** START OF MATERIAL PROVIDED **
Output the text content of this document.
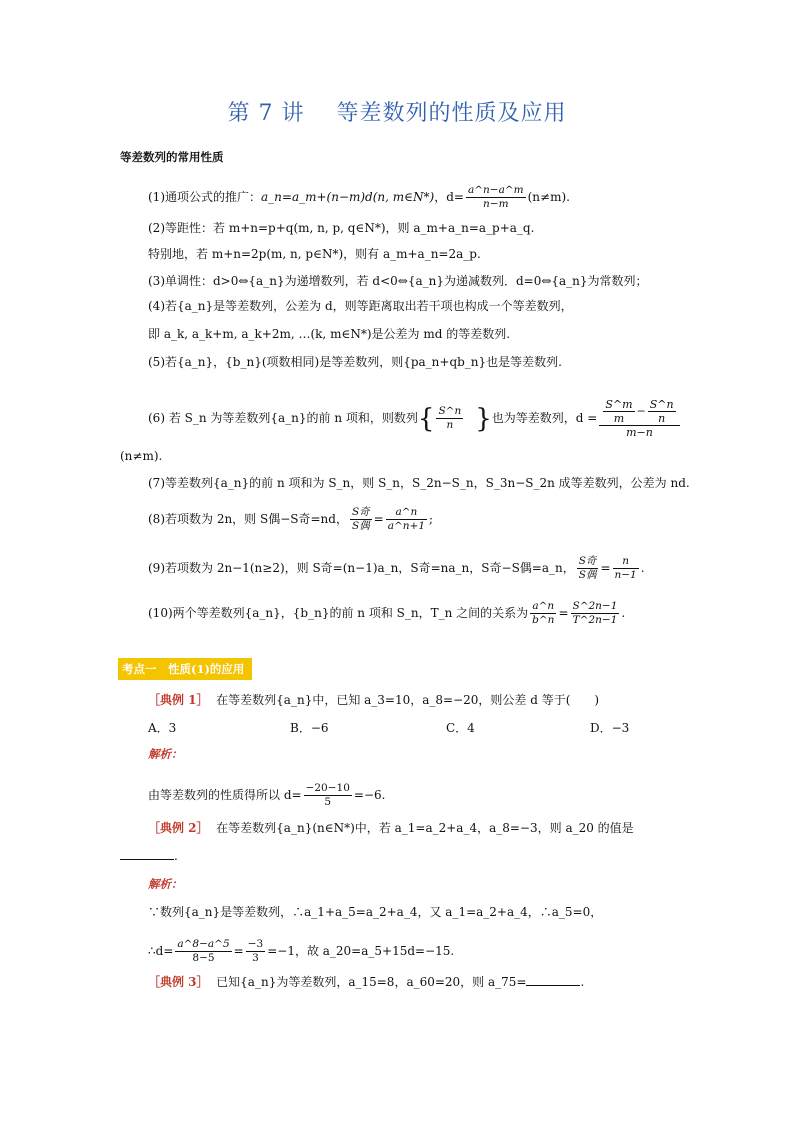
第 7 讲 等差数列的性质及应用
等差数列的常用性质
(1)通项公式的推广：a_n=a_m+(n−m)d(n, m∈N*)，$d= \frac{a\^{}n-a\^{}m}{n-m} (n\ne m)$.
(2)等距性：若 m+n=p+q(m, n, p, q∈N*)，则 a_m+a_n=a_p+a_q.
特别地，若 m+n=2p(m, n, p∈N*)，则有 a_m+a_n=2a_p.
(3)单调性：d>0⇔{a_n}为递增数列，若 d<0⇔{a_n}为递减数列．d=0⇔{a_n}为常数列；
(4)若{a_n}是等差数列，公差为 d，则等距离取出若干项也构成一个等差数列，
即 a_k, a_k+m, a_k+2m, …(k, m∈N*)是公差为 md 的等差数列.
(5)若{a_n}，{b_n}(项数相同)是等差数列，则{pa_n+qb_n}也是等差数列.
(6) 若 S_n 为等差数列{a_n}的前 n 项和，则数列{ $\frac{S\^{}n}{n}$ }也为等差数列，$d = \frac{\frac{S\^{}m}{m} - \frac{S\^{}n}{n}}{m-n}$
(n≠m).
(7)等差数列{a_n}的前 n 项和为 S_n，则 S_n，S_2n−S_n，S_3n−S_2n 成等差数列，公差为 nd.
(8)若项数为 2n，则 S偶−S奇=nd， $\frac{\text{S奇}}{\text{S偶}} = \frac{a\^{}n}{a\^{}n+1}$ ;
(9)若项数为 2n−1(n≥2)，则 S奇=(n−1)a_n，S奇=na_n，S奇−S偶=a_n， $\frac{\text{S奇}}{\text{S偶}} = \frac{n}{n-1}$ .
(10)两个等差数列{a_n}，{b_n}的前 n 项和 S_n，T_n 之间的关系为 $\frac{a\^{}n}{b\^{}n} = \frac{S\^{}2n-1}{T\^{}2n-1}$ .
考点一　性质(1)的应用
［典例 1］ 在等差数列{a_n}中，已知 a_3=10，a_8=−20，则公差 d 等于(　　)
A．3	B．−6	C．4	D．−3
解析：
由等差数列的性质得所以 $d= \frac{-20-10}{5} =-6$.
［典例 2］ 在等差数列{a_n}(n∈N*)中，若 a_1=a_2+a_4，a_8=−3，则 a_20 的值是
.
解析：
∵数列{a_n}是等差数列，∴a_1+a_5=a_2+a_4，又 a_1=a_2+a_4，∴a_5=0，
∴d= $\frac{a\^{}8-a\^{}5}{8-5} = \frac{-3}{3} =-1$，故 a_20=a_5+15d=−15.
［典例 3］ 已知{a_n}为等差数列，a_15=8，a_60=20，则 a_75=	.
** END OF MATERIAL PROVIDED **
GIVEN REQUEST.
In the records, locate each line holding the string "text" and copy it.

FINAL RESULT.
Output the text content of this document.
(8)若项数为 2n，则 S偶−S奇=nd， $\frac{\text{S奇}}{\text{S偶}} = \frac{a\^{}n}{a\^{}n+1}$ ;
(9)若项数为 2n−1(n≥2)，则 S奇=(n−1)a_n，S奇=na_n，S奇−S偶=a_n， $\frac{\text{S奇}}{\text{S偶}} = \frac{n}{n-1}$ .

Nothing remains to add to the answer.